____ THE DATA

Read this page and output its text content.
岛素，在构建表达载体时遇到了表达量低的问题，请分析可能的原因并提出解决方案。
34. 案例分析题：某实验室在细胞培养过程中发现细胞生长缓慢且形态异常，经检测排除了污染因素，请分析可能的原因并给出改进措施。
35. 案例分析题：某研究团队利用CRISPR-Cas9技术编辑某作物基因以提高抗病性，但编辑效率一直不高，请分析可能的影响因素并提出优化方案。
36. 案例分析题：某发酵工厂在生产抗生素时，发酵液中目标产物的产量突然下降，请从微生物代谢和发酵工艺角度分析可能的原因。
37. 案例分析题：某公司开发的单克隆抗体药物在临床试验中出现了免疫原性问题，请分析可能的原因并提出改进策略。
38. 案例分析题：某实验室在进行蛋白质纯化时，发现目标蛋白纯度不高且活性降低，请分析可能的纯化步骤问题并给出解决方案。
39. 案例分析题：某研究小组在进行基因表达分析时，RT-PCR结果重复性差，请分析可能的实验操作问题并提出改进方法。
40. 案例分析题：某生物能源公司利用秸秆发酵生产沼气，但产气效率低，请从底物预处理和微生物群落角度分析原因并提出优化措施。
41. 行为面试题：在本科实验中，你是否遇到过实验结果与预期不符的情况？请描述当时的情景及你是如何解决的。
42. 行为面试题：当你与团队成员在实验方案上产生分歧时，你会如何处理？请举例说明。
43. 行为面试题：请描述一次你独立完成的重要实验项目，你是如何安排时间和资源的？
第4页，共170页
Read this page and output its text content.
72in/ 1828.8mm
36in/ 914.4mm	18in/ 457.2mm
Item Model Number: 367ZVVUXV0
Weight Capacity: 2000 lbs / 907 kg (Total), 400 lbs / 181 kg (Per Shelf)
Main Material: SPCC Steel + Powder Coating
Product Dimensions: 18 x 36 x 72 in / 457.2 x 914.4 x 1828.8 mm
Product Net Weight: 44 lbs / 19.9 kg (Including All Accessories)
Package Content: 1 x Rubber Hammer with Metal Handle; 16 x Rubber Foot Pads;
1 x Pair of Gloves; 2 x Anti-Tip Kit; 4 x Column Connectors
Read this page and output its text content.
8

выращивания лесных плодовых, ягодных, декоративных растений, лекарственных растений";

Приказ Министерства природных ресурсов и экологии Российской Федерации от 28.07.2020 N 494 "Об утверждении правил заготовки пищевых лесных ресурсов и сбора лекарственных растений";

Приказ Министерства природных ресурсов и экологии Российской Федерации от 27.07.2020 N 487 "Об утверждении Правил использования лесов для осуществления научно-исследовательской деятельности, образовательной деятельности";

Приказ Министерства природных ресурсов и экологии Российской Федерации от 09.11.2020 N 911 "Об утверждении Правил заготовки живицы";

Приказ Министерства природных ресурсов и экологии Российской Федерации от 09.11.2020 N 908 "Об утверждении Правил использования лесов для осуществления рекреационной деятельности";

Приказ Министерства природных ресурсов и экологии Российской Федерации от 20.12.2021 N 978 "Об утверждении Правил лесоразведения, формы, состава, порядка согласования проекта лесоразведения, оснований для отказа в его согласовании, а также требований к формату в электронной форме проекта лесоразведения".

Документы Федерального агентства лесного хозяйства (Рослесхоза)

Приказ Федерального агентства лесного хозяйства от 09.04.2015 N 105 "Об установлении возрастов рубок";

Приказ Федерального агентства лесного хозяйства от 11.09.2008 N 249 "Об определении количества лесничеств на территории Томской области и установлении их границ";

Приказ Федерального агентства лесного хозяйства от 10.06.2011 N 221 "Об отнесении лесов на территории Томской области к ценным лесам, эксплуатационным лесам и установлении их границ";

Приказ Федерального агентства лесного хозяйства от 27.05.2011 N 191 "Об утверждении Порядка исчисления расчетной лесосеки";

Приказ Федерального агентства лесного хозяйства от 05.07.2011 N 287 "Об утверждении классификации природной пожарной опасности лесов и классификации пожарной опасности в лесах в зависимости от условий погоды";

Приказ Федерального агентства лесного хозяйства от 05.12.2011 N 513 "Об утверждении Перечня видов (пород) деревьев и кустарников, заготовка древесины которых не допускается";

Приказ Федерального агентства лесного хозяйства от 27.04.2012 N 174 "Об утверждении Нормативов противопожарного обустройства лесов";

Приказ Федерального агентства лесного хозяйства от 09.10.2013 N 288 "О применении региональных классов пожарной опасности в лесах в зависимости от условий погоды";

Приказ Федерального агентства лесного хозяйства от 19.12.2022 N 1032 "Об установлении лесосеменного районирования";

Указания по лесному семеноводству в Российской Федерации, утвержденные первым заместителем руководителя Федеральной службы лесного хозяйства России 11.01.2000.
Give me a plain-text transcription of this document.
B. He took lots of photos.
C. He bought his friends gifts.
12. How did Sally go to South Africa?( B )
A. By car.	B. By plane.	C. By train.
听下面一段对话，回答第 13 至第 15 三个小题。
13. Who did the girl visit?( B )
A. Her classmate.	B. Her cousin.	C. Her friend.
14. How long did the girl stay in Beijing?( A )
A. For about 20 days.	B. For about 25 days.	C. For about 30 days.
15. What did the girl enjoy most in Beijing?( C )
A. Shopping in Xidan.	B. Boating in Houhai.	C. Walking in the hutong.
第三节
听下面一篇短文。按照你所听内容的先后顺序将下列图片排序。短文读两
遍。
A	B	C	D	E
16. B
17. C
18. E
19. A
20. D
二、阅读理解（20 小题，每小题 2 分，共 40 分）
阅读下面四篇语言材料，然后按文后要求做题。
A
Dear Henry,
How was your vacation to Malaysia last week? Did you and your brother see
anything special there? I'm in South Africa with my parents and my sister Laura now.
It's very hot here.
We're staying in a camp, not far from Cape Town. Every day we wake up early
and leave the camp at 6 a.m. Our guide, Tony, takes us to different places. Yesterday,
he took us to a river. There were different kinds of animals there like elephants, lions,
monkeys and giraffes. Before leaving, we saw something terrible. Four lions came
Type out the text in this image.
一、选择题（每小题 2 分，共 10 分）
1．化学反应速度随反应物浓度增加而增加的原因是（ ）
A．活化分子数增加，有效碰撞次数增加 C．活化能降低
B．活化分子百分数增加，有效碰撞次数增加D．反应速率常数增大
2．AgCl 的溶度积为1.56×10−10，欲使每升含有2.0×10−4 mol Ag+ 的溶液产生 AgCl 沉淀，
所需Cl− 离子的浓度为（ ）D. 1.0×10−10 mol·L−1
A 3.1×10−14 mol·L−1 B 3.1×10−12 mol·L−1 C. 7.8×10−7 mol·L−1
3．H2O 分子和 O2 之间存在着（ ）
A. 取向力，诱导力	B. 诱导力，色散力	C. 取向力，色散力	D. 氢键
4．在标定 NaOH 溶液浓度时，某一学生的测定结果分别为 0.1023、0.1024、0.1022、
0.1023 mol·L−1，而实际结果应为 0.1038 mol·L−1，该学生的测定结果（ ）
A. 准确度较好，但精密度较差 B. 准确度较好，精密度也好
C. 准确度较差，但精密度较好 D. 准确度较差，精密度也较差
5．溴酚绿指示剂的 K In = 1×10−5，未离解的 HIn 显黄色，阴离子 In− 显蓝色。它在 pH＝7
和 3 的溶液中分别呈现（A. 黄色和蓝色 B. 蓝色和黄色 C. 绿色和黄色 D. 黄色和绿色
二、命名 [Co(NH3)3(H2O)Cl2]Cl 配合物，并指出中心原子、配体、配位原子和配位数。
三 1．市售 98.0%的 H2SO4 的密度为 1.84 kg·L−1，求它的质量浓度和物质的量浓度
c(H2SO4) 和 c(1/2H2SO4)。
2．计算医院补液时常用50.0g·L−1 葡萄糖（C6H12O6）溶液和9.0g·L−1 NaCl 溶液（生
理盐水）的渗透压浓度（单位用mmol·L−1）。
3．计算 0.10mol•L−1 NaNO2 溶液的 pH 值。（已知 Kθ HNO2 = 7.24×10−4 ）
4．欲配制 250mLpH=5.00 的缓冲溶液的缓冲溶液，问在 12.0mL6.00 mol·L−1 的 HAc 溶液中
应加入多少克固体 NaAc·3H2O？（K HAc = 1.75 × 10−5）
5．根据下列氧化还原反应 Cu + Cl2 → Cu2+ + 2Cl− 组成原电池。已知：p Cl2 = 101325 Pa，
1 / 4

________

Copy out each line of the material that holds the word "лесах".

Приказ Федерального агентства лесного хозяйства от 05.07.2011 N 287 "Об утверждении классификации природной пожарной опасности лесов и классификации пожарной опасности в лесах в зависимости от условий погоды";
Приказ Федерального агентства лесного хозяйства от 09.10.2013 N 288 "О применении региональных классов пожарной опасности в лесах в зависимости от условий погоды";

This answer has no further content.